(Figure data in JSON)
(begin)
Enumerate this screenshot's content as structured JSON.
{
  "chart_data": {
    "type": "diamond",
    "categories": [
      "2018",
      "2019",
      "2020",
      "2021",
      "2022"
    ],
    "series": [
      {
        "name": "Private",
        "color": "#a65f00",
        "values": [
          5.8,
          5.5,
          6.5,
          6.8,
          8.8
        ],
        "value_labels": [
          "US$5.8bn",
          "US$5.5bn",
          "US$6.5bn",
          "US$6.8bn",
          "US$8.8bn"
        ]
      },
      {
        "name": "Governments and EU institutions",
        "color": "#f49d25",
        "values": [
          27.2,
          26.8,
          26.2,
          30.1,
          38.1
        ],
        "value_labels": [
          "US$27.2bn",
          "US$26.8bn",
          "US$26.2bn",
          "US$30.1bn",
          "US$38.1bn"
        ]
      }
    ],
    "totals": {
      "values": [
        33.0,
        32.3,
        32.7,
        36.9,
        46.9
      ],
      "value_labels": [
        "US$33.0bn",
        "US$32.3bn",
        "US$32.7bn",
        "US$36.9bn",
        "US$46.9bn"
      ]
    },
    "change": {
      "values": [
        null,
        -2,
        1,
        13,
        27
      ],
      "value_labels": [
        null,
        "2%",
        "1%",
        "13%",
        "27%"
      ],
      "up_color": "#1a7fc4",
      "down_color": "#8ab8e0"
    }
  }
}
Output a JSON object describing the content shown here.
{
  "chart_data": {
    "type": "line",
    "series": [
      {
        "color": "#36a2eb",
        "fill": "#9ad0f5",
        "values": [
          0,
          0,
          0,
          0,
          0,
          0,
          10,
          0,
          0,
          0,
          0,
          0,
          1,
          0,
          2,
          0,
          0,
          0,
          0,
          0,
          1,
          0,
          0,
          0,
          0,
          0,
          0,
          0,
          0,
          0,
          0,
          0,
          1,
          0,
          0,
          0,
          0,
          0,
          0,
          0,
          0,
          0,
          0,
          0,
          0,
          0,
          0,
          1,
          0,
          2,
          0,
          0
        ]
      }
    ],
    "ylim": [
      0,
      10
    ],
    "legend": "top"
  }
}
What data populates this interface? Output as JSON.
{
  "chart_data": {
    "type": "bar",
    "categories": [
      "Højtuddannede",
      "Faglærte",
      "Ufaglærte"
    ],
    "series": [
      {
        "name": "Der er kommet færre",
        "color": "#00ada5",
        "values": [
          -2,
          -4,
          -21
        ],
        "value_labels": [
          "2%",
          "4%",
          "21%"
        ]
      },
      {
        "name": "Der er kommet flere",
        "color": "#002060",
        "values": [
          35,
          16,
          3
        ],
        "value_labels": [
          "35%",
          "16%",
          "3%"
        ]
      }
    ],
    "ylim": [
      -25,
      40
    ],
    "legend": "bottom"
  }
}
(end)
## [TASK INSTRUCTIONS]
Indicate how many lines of the material include the word "kommet"; the number alone is required.

## [WRITTEN REPLY]
2